Entries provided:
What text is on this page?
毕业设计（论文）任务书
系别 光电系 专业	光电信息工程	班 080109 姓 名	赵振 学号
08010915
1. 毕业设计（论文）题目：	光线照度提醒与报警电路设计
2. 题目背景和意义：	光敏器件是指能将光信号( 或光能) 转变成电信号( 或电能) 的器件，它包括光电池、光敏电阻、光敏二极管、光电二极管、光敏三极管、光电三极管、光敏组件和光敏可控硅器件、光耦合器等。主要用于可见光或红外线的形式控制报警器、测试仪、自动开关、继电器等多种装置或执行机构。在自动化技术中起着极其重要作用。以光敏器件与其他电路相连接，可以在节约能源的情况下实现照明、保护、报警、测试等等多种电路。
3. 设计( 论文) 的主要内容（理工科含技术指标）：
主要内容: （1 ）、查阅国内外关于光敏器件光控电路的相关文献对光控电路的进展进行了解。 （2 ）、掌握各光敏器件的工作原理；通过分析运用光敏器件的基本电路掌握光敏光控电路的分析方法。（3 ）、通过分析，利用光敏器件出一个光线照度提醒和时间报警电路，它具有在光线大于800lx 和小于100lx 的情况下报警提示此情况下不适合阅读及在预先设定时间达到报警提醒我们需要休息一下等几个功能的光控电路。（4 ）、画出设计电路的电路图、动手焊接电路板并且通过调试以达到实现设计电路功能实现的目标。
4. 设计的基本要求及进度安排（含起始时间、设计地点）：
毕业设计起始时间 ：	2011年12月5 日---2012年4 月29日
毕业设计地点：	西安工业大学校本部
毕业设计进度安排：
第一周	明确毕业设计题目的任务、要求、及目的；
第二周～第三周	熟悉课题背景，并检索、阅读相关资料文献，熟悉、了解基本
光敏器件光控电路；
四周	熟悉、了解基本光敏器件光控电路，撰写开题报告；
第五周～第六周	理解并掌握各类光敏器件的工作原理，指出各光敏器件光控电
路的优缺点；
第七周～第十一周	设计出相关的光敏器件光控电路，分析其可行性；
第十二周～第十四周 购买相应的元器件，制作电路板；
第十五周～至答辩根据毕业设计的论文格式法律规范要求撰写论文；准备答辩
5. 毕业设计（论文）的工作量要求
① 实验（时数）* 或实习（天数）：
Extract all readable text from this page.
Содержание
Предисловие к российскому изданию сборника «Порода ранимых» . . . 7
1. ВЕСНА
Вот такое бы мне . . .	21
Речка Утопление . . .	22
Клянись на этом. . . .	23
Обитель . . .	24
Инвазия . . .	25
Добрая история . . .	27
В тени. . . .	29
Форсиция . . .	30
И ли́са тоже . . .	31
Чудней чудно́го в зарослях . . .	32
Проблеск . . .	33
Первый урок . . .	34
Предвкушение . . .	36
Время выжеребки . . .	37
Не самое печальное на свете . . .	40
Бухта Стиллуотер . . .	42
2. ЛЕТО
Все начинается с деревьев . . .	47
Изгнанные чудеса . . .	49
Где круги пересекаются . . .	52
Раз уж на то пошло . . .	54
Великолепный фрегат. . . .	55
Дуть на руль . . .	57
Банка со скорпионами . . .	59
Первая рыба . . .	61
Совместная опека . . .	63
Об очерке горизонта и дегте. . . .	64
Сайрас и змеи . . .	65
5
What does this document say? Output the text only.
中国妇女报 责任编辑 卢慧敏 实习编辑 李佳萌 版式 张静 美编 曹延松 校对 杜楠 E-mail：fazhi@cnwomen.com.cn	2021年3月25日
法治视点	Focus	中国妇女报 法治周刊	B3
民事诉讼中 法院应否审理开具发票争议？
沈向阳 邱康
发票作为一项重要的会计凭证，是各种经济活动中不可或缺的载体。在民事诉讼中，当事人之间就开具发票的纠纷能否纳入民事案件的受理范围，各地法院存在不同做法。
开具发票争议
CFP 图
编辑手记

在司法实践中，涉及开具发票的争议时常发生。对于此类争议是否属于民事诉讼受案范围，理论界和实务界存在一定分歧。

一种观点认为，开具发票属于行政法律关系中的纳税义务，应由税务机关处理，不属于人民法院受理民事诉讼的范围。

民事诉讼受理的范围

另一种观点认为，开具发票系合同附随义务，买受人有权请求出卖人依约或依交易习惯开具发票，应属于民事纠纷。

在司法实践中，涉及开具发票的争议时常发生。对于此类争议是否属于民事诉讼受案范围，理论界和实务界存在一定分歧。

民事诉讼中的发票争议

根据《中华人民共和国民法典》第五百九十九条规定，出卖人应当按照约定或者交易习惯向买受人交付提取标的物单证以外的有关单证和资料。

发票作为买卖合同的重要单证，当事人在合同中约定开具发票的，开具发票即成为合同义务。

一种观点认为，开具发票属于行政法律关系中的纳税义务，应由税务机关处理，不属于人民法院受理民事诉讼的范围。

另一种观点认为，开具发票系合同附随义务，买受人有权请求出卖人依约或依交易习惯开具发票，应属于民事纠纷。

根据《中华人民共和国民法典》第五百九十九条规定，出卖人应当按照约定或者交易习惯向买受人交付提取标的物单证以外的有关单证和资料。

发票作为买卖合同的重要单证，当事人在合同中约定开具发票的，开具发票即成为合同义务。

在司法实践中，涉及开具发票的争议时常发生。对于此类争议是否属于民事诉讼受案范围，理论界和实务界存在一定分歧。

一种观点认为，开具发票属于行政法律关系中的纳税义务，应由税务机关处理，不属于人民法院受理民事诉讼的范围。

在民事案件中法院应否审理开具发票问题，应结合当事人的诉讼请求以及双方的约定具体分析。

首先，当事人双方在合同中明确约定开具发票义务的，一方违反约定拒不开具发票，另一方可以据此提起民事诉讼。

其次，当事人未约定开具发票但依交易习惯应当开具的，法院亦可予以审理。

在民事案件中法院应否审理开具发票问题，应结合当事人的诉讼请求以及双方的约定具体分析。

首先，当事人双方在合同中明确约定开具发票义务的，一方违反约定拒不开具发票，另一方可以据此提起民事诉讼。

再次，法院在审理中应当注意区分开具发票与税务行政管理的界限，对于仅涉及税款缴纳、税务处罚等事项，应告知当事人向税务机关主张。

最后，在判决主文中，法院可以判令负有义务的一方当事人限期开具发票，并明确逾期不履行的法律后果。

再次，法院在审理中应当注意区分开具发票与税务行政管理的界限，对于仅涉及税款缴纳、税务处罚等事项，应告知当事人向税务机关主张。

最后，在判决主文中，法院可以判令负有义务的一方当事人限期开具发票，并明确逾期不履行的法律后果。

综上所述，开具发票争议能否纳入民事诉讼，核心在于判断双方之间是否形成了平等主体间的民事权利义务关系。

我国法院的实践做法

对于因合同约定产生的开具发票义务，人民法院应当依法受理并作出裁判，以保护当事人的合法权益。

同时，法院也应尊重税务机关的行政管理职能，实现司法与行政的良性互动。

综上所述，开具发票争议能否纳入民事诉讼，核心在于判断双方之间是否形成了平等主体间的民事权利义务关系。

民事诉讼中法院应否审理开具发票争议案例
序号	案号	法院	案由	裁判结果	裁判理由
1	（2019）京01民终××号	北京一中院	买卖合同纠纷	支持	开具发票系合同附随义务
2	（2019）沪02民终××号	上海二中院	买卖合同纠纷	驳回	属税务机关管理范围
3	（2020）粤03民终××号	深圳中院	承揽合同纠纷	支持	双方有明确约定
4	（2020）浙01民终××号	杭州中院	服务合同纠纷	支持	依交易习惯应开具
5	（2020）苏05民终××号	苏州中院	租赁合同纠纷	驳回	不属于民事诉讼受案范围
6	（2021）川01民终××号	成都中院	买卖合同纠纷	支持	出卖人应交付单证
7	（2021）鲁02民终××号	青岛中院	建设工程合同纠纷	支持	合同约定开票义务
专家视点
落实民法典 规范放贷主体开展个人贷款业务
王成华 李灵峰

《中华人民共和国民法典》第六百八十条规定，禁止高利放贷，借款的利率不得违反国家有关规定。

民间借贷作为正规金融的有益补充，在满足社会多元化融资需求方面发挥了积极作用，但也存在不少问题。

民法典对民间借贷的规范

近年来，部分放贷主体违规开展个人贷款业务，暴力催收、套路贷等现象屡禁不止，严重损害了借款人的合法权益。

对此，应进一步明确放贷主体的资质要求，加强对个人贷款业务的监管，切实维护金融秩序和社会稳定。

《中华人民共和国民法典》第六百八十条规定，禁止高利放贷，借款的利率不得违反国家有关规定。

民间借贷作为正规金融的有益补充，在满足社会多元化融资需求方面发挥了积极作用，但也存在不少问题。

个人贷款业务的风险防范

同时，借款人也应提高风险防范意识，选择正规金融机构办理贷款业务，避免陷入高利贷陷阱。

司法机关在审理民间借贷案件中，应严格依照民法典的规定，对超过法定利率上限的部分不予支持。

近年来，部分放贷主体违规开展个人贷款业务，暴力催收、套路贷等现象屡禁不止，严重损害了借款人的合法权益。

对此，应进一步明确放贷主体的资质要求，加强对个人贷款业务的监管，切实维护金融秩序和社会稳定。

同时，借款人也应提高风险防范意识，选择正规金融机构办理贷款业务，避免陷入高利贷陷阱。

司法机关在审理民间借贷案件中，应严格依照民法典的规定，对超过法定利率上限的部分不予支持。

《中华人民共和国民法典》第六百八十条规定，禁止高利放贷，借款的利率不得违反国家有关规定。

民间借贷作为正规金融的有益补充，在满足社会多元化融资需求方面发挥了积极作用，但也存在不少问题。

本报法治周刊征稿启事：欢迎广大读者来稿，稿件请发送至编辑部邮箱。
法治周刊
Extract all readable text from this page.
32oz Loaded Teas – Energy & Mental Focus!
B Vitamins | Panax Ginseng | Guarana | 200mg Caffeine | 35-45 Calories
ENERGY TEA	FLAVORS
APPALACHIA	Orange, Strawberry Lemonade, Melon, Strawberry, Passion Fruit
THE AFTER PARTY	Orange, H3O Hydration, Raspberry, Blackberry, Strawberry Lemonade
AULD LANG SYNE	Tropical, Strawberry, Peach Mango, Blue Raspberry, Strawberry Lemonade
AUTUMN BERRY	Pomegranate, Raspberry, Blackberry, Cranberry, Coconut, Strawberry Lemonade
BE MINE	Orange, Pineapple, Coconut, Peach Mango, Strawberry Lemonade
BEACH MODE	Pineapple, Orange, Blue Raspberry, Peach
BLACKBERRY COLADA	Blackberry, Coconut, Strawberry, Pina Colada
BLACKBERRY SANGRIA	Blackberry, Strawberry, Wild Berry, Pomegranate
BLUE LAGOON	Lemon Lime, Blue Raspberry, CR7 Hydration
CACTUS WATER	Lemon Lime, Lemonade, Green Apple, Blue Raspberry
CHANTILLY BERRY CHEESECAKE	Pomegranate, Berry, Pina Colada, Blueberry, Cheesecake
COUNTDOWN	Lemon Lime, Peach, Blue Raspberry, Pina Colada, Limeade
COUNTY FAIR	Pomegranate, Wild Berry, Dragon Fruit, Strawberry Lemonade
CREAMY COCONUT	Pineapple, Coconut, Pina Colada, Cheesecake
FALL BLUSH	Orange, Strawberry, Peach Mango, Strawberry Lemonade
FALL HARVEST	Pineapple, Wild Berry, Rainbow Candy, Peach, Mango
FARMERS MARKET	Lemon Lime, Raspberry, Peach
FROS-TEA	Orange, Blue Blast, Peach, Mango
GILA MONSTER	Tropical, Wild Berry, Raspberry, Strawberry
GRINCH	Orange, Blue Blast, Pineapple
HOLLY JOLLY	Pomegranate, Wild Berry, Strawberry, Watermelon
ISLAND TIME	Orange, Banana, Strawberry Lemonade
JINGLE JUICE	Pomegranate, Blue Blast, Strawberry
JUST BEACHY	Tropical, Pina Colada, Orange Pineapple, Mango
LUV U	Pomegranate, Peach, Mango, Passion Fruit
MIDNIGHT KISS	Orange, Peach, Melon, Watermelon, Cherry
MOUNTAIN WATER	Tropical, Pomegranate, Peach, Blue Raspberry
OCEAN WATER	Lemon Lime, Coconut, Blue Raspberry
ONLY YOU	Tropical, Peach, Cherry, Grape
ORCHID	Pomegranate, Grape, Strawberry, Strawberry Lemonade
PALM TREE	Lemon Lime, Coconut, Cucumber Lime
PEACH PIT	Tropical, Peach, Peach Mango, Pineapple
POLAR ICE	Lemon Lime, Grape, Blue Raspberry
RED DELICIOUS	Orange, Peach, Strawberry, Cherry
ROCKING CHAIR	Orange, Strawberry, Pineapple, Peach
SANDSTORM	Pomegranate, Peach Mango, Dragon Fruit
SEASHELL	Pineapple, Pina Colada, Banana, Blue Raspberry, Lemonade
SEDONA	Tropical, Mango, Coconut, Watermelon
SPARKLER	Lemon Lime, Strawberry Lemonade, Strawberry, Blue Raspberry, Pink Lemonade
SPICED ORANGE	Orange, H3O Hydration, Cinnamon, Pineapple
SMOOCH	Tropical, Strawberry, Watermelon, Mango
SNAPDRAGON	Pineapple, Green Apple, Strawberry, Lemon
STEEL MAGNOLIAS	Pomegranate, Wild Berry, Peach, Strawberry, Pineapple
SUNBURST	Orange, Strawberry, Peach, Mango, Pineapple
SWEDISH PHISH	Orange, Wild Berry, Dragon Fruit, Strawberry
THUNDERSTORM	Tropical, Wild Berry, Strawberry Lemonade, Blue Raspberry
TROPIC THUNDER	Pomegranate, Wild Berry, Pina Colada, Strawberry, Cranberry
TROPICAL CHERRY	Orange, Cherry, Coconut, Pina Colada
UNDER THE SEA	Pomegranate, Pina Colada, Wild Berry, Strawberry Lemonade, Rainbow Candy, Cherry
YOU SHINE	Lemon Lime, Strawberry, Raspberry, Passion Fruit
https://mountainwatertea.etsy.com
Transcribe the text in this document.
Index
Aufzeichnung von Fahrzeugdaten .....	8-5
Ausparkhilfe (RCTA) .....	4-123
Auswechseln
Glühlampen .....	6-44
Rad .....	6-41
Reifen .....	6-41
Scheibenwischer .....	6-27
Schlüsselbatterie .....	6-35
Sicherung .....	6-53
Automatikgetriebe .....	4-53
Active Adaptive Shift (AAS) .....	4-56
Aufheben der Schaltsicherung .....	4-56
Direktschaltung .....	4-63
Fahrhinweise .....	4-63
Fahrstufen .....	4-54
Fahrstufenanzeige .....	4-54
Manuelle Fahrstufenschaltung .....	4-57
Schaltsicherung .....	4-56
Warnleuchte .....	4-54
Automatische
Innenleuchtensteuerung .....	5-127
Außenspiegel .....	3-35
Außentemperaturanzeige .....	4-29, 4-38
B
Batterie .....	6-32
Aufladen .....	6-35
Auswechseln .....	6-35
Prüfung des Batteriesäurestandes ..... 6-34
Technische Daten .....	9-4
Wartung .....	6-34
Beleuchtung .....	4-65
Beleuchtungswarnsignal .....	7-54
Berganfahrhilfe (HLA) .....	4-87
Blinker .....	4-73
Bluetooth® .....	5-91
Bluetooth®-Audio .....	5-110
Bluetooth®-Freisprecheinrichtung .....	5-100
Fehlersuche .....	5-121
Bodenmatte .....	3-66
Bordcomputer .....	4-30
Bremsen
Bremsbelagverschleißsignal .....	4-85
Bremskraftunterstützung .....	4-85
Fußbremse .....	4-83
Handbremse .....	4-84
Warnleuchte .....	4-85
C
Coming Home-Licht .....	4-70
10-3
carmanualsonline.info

Exercise aim: Exact repetition is required for the lines from the one that contains "Transcribe the text in this document." through the final line; leave out everything else.

Written response:
Transcribe the text in this document.
Index
Aufzeichnung von Fahrzeugdaten .....	8-5
Ausparkhilfe (RCTA) .....	4-123
Auswechseln
Glühlampen .....	6-44
Rad .....	6-41
Reifen .....	6-41
Scheibenwischer .....	6-27
Schlüsselbatterie .....	6-35
Sicherung .....	6-53
Automatikgetriebe .....	4-53
Active Adaptive Shift (AAS) .....	4-56
Aufheben der Schaltsicherung .....	4-56
Direktschaltung .....	4-63
Fahrhinweise .....	4-63
Fahrstufen .....	4-54
Fahrstufenanzeige .....	4-54
Manuelle Fahrstufenschaltung .....	4-57
Schaltsicherung .....	4-56
Warnleuchte .....	4-54
Automatische
Innenleuchtensteuerung .....	5-127
Außenspiegel .....	3-35
Außentemperaturanzeige .....	4-29, 4-38
B
Batterie .....	6-32
Aufladen .....	6-35
Auswechseln .....	6-35
Prüfung des Batteriesäurestandes ..... 6-34
Technische Daten .....	9-4
Wartung .....	6-34
Beleuchtung .....	4-65
Beleuchtungswarnsignal .....	7-54
Berganfahrhilfe (HLA) .....	4-87
Blinker .....	4-73
Bluetooth® .....	5-91
Bluetooth®-Audio .....	5-110
Bluetooth®-Freisprecheinrichtung .....	5-100
Fehlersuche .....	5-121
Bodenmatte .....	3-66
Bordcomputer .....	4-30
Bremsen
Bremsbelagverschleißsignal .....	4-85
Bremskraftunterstützung .....	4-85
Fußbremse .....	4-83
Handbremse .....	4-84
Warnleuchte .....	4-85
C
Coming Home-Licht .....	4-70
10-3
carmanualsonline.info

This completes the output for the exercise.